* EXERCISE INSTRUCTIONS: Return exactly the lines from the one containing "Serialize everything readable" through the last line of the records below, both included, and leave out any pictures.

Figure content listings

Start

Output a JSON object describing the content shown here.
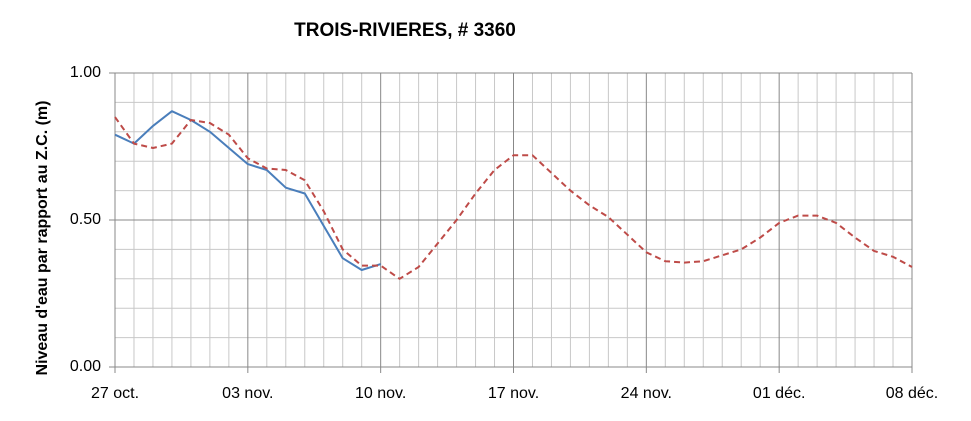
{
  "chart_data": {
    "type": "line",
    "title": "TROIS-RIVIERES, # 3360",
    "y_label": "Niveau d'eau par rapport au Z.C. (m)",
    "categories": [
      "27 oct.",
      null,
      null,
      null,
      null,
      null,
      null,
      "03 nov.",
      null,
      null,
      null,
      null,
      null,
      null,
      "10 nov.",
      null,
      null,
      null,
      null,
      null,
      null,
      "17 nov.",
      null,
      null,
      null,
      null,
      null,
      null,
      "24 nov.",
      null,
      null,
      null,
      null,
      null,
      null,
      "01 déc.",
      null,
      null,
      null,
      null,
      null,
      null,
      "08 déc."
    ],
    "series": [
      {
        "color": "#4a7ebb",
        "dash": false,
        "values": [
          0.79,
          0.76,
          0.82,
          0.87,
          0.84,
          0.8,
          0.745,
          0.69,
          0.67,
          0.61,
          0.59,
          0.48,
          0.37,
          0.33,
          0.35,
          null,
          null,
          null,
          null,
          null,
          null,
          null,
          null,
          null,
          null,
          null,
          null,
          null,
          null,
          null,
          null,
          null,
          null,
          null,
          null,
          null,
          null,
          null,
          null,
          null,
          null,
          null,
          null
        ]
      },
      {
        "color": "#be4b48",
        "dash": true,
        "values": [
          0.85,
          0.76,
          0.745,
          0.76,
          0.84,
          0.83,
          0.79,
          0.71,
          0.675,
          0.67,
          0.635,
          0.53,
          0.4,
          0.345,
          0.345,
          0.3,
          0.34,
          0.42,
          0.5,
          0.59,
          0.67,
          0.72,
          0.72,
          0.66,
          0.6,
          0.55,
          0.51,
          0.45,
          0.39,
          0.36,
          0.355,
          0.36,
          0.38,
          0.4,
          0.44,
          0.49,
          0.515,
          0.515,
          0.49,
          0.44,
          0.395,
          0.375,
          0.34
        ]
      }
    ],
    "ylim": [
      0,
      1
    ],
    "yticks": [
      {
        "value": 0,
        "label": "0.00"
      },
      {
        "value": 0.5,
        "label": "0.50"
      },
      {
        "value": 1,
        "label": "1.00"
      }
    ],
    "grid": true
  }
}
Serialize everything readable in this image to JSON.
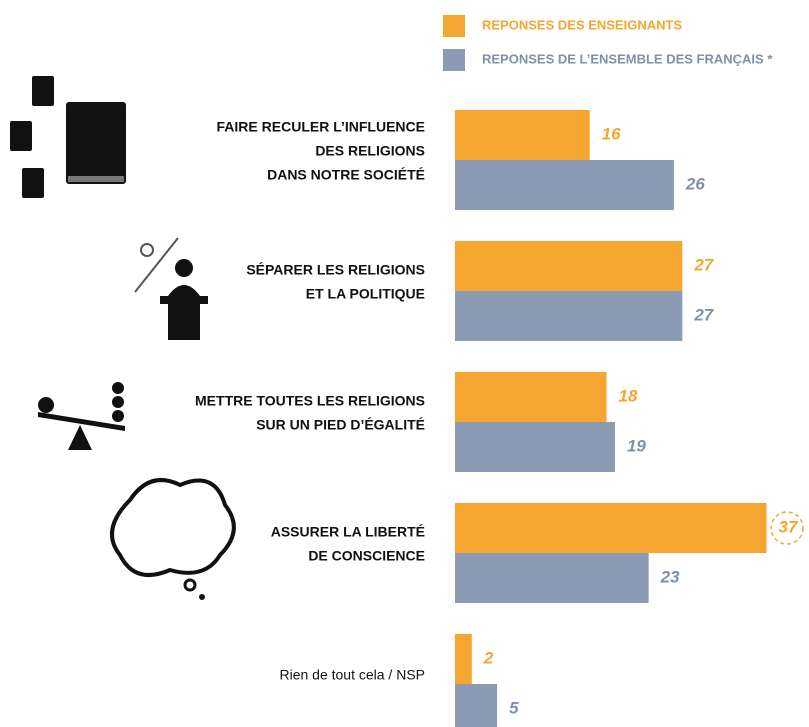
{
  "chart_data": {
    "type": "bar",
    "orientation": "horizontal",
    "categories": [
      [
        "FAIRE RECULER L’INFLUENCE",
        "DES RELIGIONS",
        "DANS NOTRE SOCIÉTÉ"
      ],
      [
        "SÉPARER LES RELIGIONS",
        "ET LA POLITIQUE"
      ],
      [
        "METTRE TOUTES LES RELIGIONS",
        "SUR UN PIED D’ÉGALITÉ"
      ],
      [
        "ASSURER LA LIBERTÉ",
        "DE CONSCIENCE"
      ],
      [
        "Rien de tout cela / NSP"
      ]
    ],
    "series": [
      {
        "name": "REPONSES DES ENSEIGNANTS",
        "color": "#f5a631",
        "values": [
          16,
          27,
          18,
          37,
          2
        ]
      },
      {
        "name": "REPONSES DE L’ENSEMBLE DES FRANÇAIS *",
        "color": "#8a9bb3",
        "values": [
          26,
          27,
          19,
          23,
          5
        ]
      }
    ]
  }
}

End

* ANSWER FOR THE TASK:
Serialize everything readable in this image to JSON.
{
  "chart_data": {
    "type": "bar",
    "orientation": "horizontal",
    "categories": [
      [
        "FAIRE RECULER L’INFLUENCE",
        "DES RELIGIONS",
        "DANS NOTRE SOCIÉTÉ"
      ],
      [
        "SÉPARER LES RELIGIONS",
        "ET LA POLITIQUE"
      ],
      [
        "METTRE TOUTES LES RELIGIONS",
        "SUR UN PIED D’ÉGALITÉ"
      ],
      [
        "ASSURER LA LIBERTÉ",
        "DE CONSCIENCE"
      ],
      [
        "Rien de tout cela / NSP"
      ]
    ],
    "series": [
      {
        "name": "REPONSES DES ENSEIGNANTS",
        "color": "#f5a631",
        "values": [
          16,
          27,
          18,
          37,
          2
        ]
      },
      {
        "name": "REPONSES DE L’ENSEMBLE DES FRANÇAIS *",
        "color": "#8a9bb3",
        "values": [
          26,
          27,
          19,
          23,
          5
        ]
      }
    ]
  }
}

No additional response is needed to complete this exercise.